## Challenge
Locate the word "accent" in the entries below, then gather every line that holds it.

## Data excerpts
____

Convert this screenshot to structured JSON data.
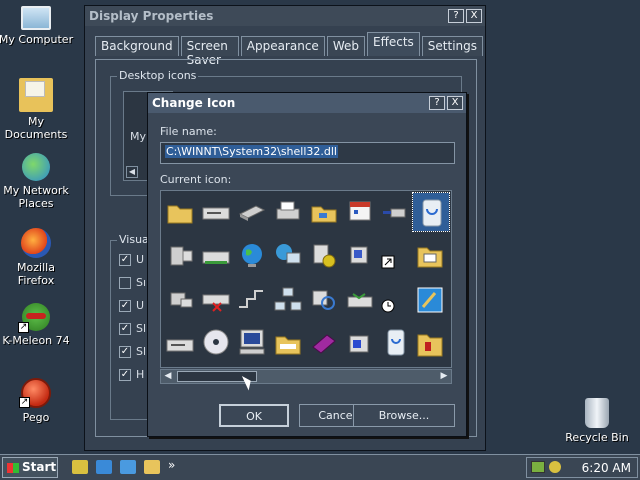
{
  "desktop": {
    "icons": [
      {
        "label": "My Computer"
      },
      {
        "label": "My Documents"
      },
      {
        "label": "My Network Places"
      },
      {
        "label": "Mozilla Firefox"
      },
      {
        "label": "K-Meleon 74"
      },
      {
        "label": "Pego"
      },
      {
        "label": "Recycle Bin"
      }
    ]
  },
  "display_properties": {
    "title": "Display Properties",
    "help_btn": "?",
    "close_btn": "X",
    "tabs": [
      "Background",
      "Screen Saver",
      "Appearance",
      "Web",
      "Effects",
      "Settings"
    ],
    "active_tab": "Effects",
    "desktop_icons_group": "Desktop icons",
    "preview_label": "My",
    "visual_group": "Visual",
    "visual_items": [
      "U",
      "Sı",
      "U",
      "Sl",
      "Sl",
      "H"
    ],
    "visual_checked": [
      true,
      false,
      true,
      true,
      true,
      true
    ]
  },
  "change_icon": {
    "title": "Change Icon",
    "help_btn": "?",
    "close_btn": "X",
    "file_name_label": "File name:",
    "file_name_value": "C:\\WINNT\\System32\\shell32.dll",
    "current_icon_label": "Current icon:",
    "ok_label": "OK",
    "cancel_label": "Cancel",
    "browse_label": "Browse...",
    "scroll_left": "◀",
    "scroll_right": "▶"
  },
  "taskbar": {
    "start_label": "Start",
    "quicklaunch_more": "»",
    "clock": "6:20 AM"
  },
  "colors": {
    "desktop_bg": "#2a3848",
    "selection": "#2f5e98",
    "window_bg": "#354150"
  }
}
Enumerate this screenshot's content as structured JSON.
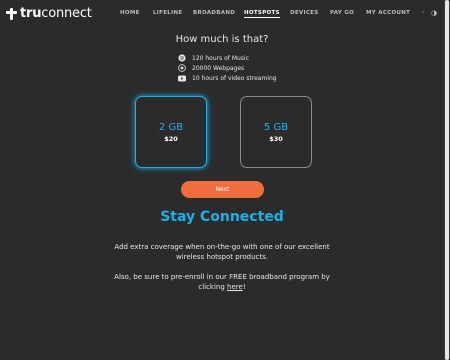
{
  "header": {
    "logo": {
      "bold": "tru",
      "regular": "connect"
    },
    "nav": [
      {
        "label": "HOME",
        "active": false
      },
      {
        "label": "LIFELINE",
        "active": false
      },
      {
        "label": "BROADBAND",
        "active": false
      },
      {
        "label": "HOTSPOTS",
        "active": true
      },
      {
        "label": "DEVICES",
        "active": false
      },
      {
        "label": "PAY GO",
        "active": false
      },
      {
        "label": "MY ACCOUNT",
        "active": false
      }
    ],
    "icons": [
      "settings-dot-icon",
      "theme-toggle-icon"
    ]
  },
  "main": {
    "title": "How much is that?",
    "features": [
      {
        "icon": "music-icon",
        "text": "120 hours of Music"
      },
      {
        "icon": "globe-icon",
        "text": "20000 Webpages"
      },
      {
        "icon": "video-icon",
        "text": "10 hours of video streaming"
      }
    ],
    "plans": [
      {
        "size": "2 GB",
        "price": "$20",
        "selected": true
      },
      {
        "size": "5 GB",
        "price": "$30",
        "selected": false
      }
    ],
    "next_label": "Next",
    "headline": "Stay Connected",
    "paragraph1": "Add extra coverage when on-the-go with one of our excellent wireless hotspot products.",
    "paragraph2_prefix": "Also, be sure to pre-enroll in our FREE broadband program by clicking ",
    "paragraph2_link": "here",
    "paragraph2_suffix": "!"
  },
  "colors": {
    "accent": "#19b2e8",
    "button": "#f26d3d",
    "background": "#2b2b2b"
  }
}
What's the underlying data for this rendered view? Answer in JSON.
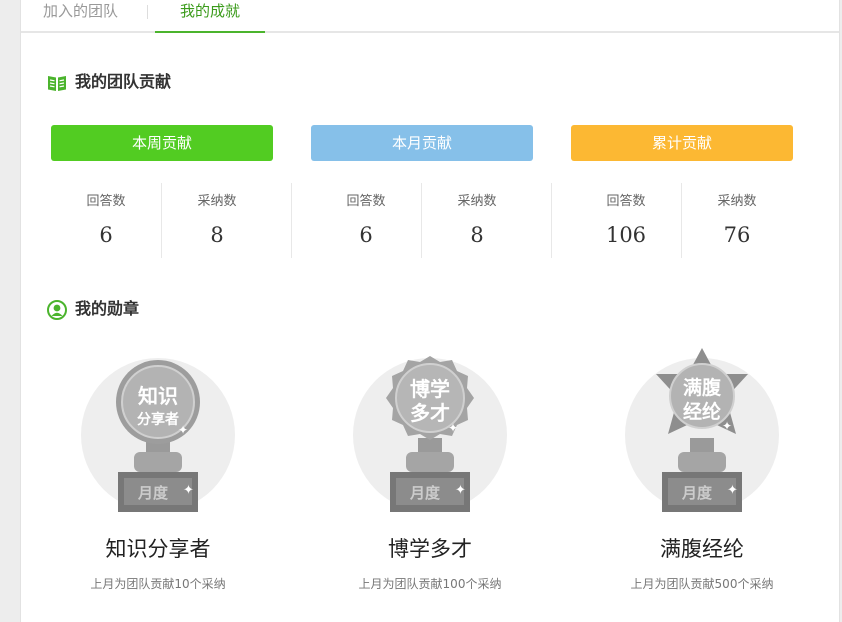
{
  "tabs": {
    "joined_team": "加入的团队",
    "my_achievements": "我的成就"
  },
  "contribution": {
    "title": "我的团队贡献",
    "groups": [
      {
        "label": "本周贡献",
        "color": "#52cc22",
        "answers_label": "回答数",
        "answers": "6",
        "adopted_label": "采纳数",
        "adopted": "8"
      },
      {
        "label": "本月贡献",
        "color": "#86c0e9",
        "answers_label": "回答数",
        "answers": "6",
        "adopted_label": "采纳数",
        "adopted": "8"
      },
      {
        "label": "累计贡献",
        "color": "#fcb833",
        "answers_label": "回答数",
        "answers": "106",
        "adopted_label": "采纳数",
        "adopted": "76"
      }
    ]
  },
  "medals": {
    "title": "我的勋章",
    "items": [
      {
        "emblem_line1": "知识",
        "emblem_line2": "分享者",
        "base_text": "月度",
        "name": "知识分享者",
        "desc": "上月为团队贡献10个采纳"
      },
      {
        "emblem_line1": "博学",
        "emblem_line2": "多才",
        "base_text": "月度",
        "name": "博学多才",
        "desc": "上月为团队贡献100个采纳"
      },
      {
        "emblem_line1": "满腹",
        "emblem_line2": "经纶",
        "base_text": "月度",
        "name": "满腹经纶",
        "desc": "上月为团队贡献500个采纳"
      }
    ]
  }
}
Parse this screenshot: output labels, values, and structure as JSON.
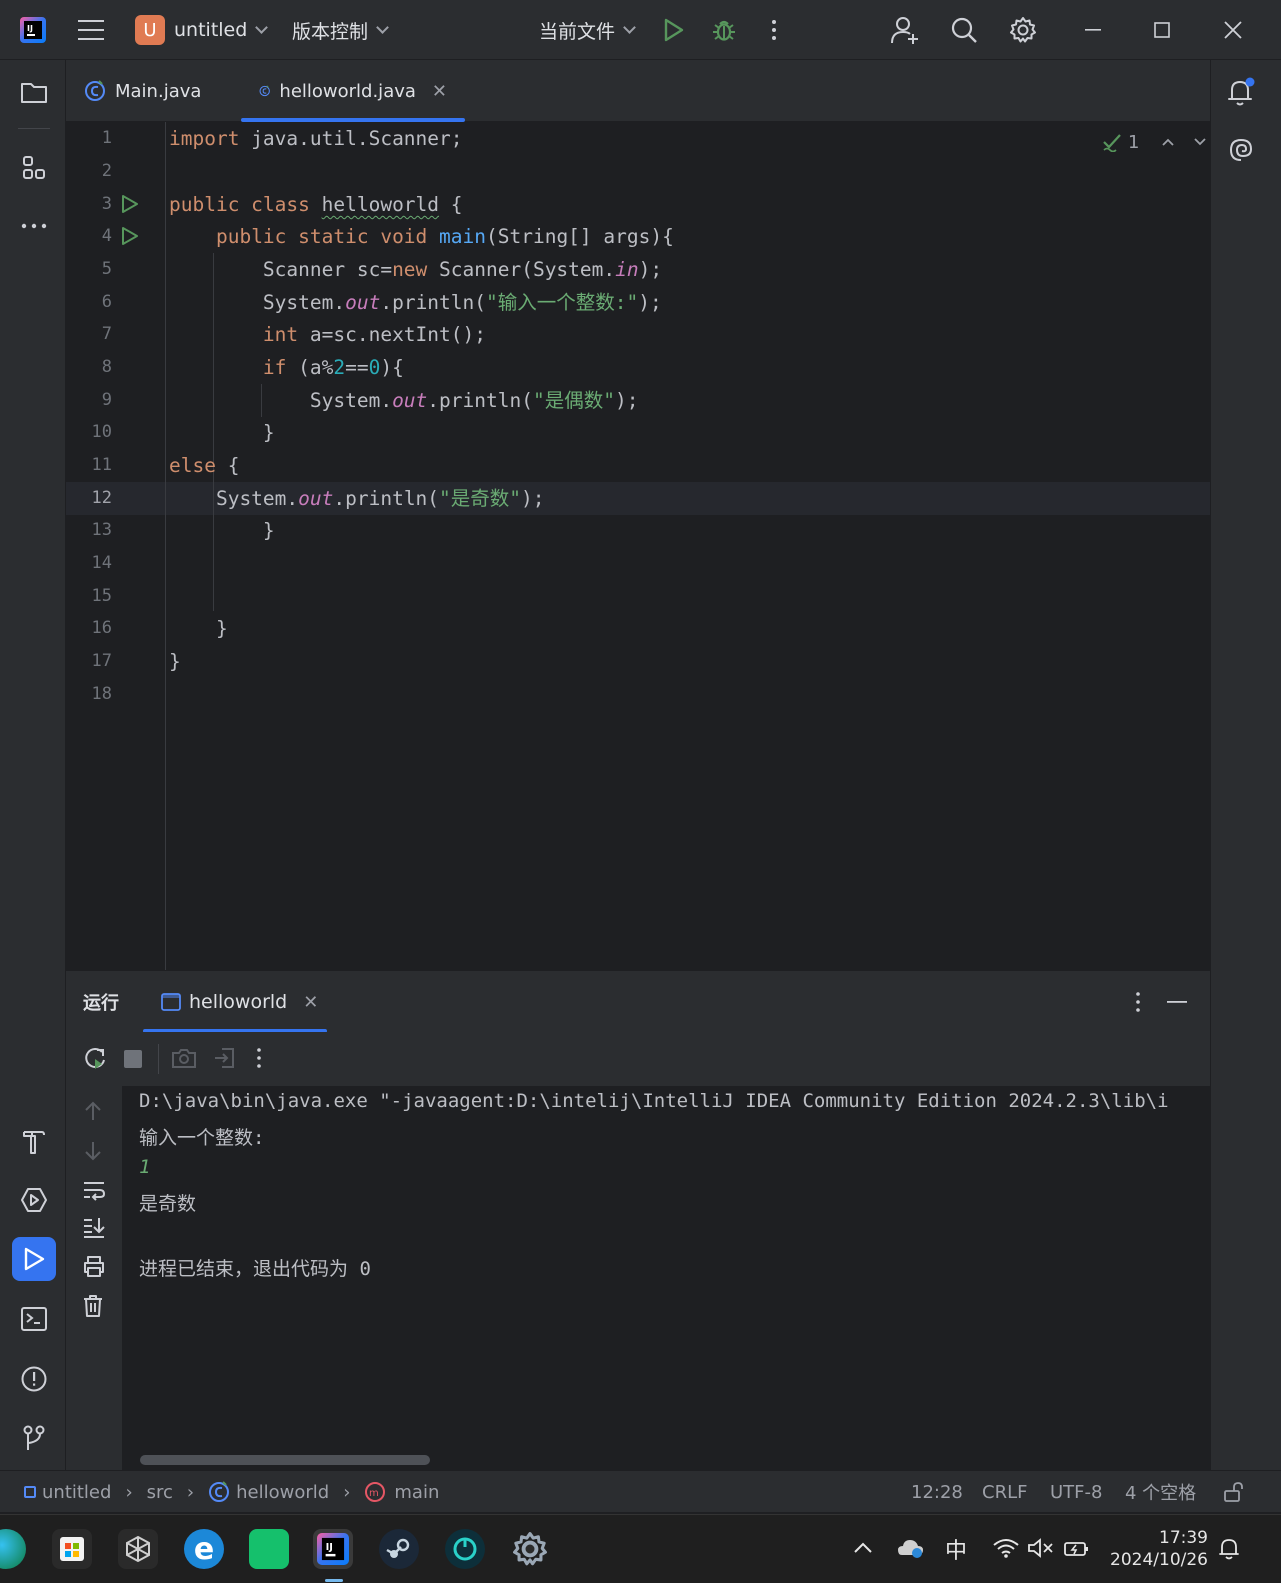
{
  "titlebar": {
    "project_badge": "U",
    "project_name": "untitled",
    "vcs": "版本控制",
    "run_config": "当前文件"
  },
  "tabs": [
    {
      "label": "Main.java"
    },
    {
      "label": "helloworld.java"
    }
  ],
  "inspection": {
    "count": "1"
  },
  "editor": {
    "line_numbers": [
      "1",
      "2",
      "3",
      "4",
      "5",
      "6",
      "7",
      "8",
      "9",
      "10",
      "11",
      "12",
      "13",
      "14",
      "15",
      "16",
      "17",
      "18"
    ],
    "current_line": 12
  },
  "run_panel": {
    "title": "运行",
    "tab_label": "helloworld",
    "console": [
      "D:\\java\\bin\\java.exe \"-javaagent:D:\\intelij\\IntelliJ IDEA Community Edition 2024.2.3\\lib\\i",
      "输入一个整数:",
      "1",
      "是奇数",
      "",
      "进程已结束，退出代码为 0"
    ]
  },
  "statusbar": {
    "project": "untitled",
    "src": "src",
    "file": "helloworld",
    "method": "main",
    "position": "12:28",
    "line_sep": "CRLF",
    "encoding": "UTF-8",
    "indent": "4 个空格"
  },
  "taskbar": {
    "time": "17:39",
    "date": "2024/10/26",
    "ime": "中"
  },
  "colors": {
    "accent": "#3574f0",
    "keyword": "#cf8e6d",
    "string": "#6aab73",
    "function": "#56a8f5",
    "number": "#2aacb8",
    "static_field": "#c77dbb"
  }
}
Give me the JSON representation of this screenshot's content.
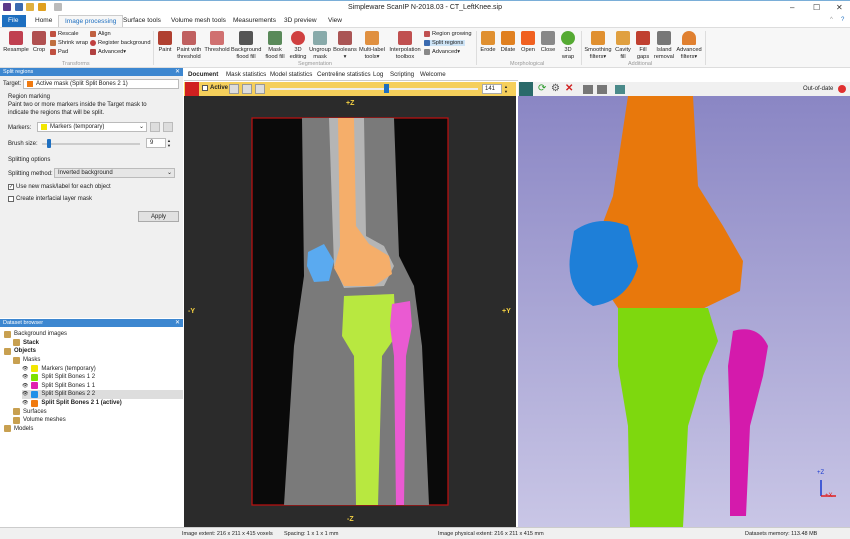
{
  "window": {
    "title": "Simpleware ScanIP N-2018.03 - CT_LeftKnee.sip"
  },
  "menu_tabs": [
    "File",
    "Home",
    "Image processing",
    "Surface tools",
    "Volume mesh tools",
    "Measurements",
    "3D preview",
    "View"
  ],
  "ribbon": {
    "transforms": {
      "big": [
        "Resample",
        "Crop"
      ],
      "small": [
        "Rescale",
        "Shrink wrap",
        "Pad",
        "Align",
        "Register background",
        "Advanced▾"
      ],
      "group": "Transforms"
    },
    "segmentation": {
      "big": [
        "Paint",
        "Paint with threshold",
        "Threshold",
        "Background flood fill",
        "Mask flood fill",
        "3D editing",
        "Ungroup mask",
        "Booleans ▾",
        "Multi-label tools▾",
        "Interpolation toolbox"
      ],
      "small": [
        "Region growing",
        "Split regions",
        "Advanced▾"
      ],
      "group": "Segmentation"
    },
    "morphological": {
      "big": [
        "Erode",
        "Dilate",
        "Open",
        "Close",
        "3D wrap"
      ],
      "group": "Morphological"
    },
    "additional": {
      "big": [
        "Smoothing filters▾",
        "Cavity fill",
        "Fill gaps",
        "Island removal",
        "Advanced filters▾"
      ],
      "group": "Additional"
    }
  },
  "split_panel": {
    "title": "Split regions",
    "target_label": "Target:",
    "target_value": "Active mask (Split Split Bones 2 1)",
    "section1": "Region marking",
    "instructions": "Paint two or more markers inside the Target mask to indicate the regions that will be split.",
    "markers_label": "Markers:",
    "markers_value": "Markers (temporary)",
    "brush_label": "Brush size:",
    "brush_value": "9",
    "brush_fraction": 0.05,
    "section2": "Splitting options",
    "method_label": "Splitting method:",
    "method_value": "Inverted background",
    "opt1": "Use new mask/label for each object",
    "opt1_checked": true,
    "opt2": "Create interfacial layer mask",
    "opt2_checked": false,
    "apply": "Apply"
  },
  "browser": {
    "title": "Dataset browser",
    "items": [
      {
        "label": "Background images",
        "level": 0,
        "bold": false
      },
      {
        "label": "Stack",
        "level": 1,
        "bold": true
      },
      {
        "label": "Objects",
        "level": 0,
        "bold": true
      },
      {
        "label": "Masks",
        "level": 1,
        "bold": false
      },
      {
        "label": "Markers (temporary)",
        "level": 2,
        "color": "#f2e600"
      },
      {
        "label": "Split Split Bones 1 2",
        "level": 2,
        "color": "#7ee000"
      },
      {
        "label": "Split Split Bones 1 1",
        "level": 2,
        "color": "#e020b0"
      },
      {
        "label": "Split Split Bones 2 2",
        "level": 2,
        "color": "#2090e8",
        "selected": true
      },
      {
        "label": "Split Split Bones 2 1 (active)",
        "level": 2,
        "color": "#f07a10",
        "bold": true
      },
      {
        "label": "Surfaces",
        "level": 1
      },
      {
        "label": "Volume meshes",
        "level": 1
      },
      {
        "label": "Models",
        "level": 0
      }
    ]
  },
  "doc_tabs": [
    "Document",
    "Mask statistics",
    "Model statistics",
    "Centreline statistics",
    "Log",
    "Scripting",
    "Welcome"
  ],
  "slice_toolbar": {
    "active_label": "Active",
    "slice": "141",
    "slider_fraction": 0.56
  },
  "view2d": {
    "top": "+Z",
    "bottom": "-Z",
    "left": "-Y",
    "right": "+Y"
  },
  "view3d": {
    "status": "Out-of-date",
    "axis_z": "+Z",
    "axis_x": "+X"
  },
  "statusbar": {
    "extent": "Image extent: 216 x 211 x 415 voxels",
    "spacing": "Spacing: 1 x 1 x 1 mm",
    "physical": "Image physical extent: 216 x 211 x 415 mm",
    "memory": "Datasets memory: 113.48 MB"
  },
  "colors": {
    "accent": "#1e6fc0",
    "toolbar": "#f5cf5b",
    "orange": "#f07a10",
    "blue": "#2090e8",
    "green": "#7ee000",
    "magenta": "#e020b0"
  }
}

____

## Solution to this problem
    "accent": "#19b2e8",
    "accent": "#3574f0",
    "accent": "#1e6fc0",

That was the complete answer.